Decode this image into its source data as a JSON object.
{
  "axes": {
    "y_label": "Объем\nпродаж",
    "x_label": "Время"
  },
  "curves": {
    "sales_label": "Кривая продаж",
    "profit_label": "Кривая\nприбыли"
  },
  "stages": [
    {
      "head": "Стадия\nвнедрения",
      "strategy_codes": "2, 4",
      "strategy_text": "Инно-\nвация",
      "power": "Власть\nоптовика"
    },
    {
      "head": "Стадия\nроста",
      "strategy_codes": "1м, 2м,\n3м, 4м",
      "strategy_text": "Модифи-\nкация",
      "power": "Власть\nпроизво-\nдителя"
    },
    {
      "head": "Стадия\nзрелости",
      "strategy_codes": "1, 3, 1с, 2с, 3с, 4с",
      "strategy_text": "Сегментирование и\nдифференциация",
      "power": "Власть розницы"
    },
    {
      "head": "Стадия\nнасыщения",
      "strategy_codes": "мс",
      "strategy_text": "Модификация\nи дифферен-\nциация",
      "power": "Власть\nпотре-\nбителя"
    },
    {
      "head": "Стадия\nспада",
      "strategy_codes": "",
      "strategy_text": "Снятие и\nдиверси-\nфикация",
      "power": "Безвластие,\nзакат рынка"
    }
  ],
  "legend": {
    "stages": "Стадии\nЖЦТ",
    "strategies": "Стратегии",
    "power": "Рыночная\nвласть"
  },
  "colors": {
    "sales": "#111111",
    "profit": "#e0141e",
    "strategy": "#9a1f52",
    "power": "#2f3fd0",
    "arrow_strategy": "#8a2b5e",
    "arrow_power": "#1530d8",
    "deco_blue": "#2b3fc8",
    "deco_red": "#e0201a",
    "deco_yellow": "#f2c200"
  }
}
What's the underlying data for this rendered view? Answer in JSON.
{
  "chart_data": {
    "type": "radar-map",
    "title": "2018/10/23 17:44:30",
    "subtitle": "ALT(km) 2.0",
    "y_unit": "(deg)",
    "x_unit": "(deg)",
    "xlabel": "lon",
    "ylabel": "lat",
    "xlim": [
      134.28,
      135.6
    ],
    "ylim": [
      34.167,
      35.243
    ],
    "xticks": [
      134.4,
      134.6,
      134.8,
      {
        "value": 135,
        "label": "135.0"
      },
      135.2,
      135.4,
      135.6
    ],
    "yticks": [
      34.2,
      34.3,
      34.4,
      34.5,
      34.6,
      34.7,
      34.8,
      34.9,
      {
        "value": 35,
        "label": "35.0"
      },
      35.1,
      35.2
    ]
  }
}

========

- **Exercise goal**:
Type out all of the material again, word for word.

- **Full response**:
Decode this image into its source data as a JSON object.
{
  "axes": {
    "y_label": "Объем\nпродаж",
    "x_label": "Время"
  },
  "curves": {
    "sales_label": "Кривая продаж",
    "profit_label": "Кривая\nприбыли"
  },
  "stages": [
    {
      "head": "Стадия\nвнедрения",
      "strategy_codes": "2, 4",
      "strategy_text": "Инно-\nвация",
      "power": "Власть\nоптовика"
    },
    {
      "head": "Стадия\nроста",
      "strategy_codes": "1м, 2м,\n3м, 4м",
      "strategy_text": "Модифи-\nкация",
      "power": "Власть\nпроизво-\nдителя"
    },
    {
      "head": "Стадия\nзрелости",
      "strategy_codes": "1, 3, 1с, 2с, 3с, 4с",
      "strategy_text": "Сегментирование и\nдифференциация",
      "power": "Власть розницы"
    },
    {
      "head": "Стадия\nнасыщения",
      "strategy_codes": "мс",
      "strategy_text": "Модификация\nи дифферен-\nциация",
      "power": "Власть\nпотре-\nбителя"
    },
    {
      "head": "Стадия\nспада",
      "strategy_codes": "",
      "strategy_text": "Снятие и\nдиверси-\nфикация",
      "power": "Безвластие,\nзакат рынка"
    }
  ],
  "legend": {
    "stages": "Стадии\nЖЦТ",
    "strategies": "Стратегии",
    "power": "Рыночная\nвласть"
  },
  "colors": {
    "sales": "#111111",
    "profit": "#e0141e",
    "strategy": "#9a1f52",
    "power": "#2f3fd0",
    "arrow_strategy": "#8a2b5e",
    "arrow_power": "#1530d8",
    "deco_blue": "#2b3fc8",
    "deco_red": "#e0201a",
    "deco_yellow": "#f2c200"
  }
}
What's the underlying data for this rendered view? Answer in JSON.
{
  "chart_data": {
    "type": "radar-map",
    "title": "2018/10/23 17:44:30",
    "subtitle": "ALT(km) 2.0",
    "y_unit": "(deg)",
    "x_unit": "(deg)",
    "xlabel": "lon",
    "ylabel": "lat",
    "xlim": [
      134.28,
      135.6
    ],
    "ylim": [
      34.167,
      35.243
    ],
    "xticks": [
      134.4,
      134.6,
      134.8,
      {
        "value": 135,
        "label": "135.0"
      },
      135.2,
      135.4,
      135.6
    ],
    "yticks": [
      34.2,
      34.3,
      34.4,
      34.5,
      34.6,
      34.7,
      34.8,
      34.9,
      {
        "value": 35,
        "label": "35.0"
      },
      35.1,
      35.2
    ]
  }
}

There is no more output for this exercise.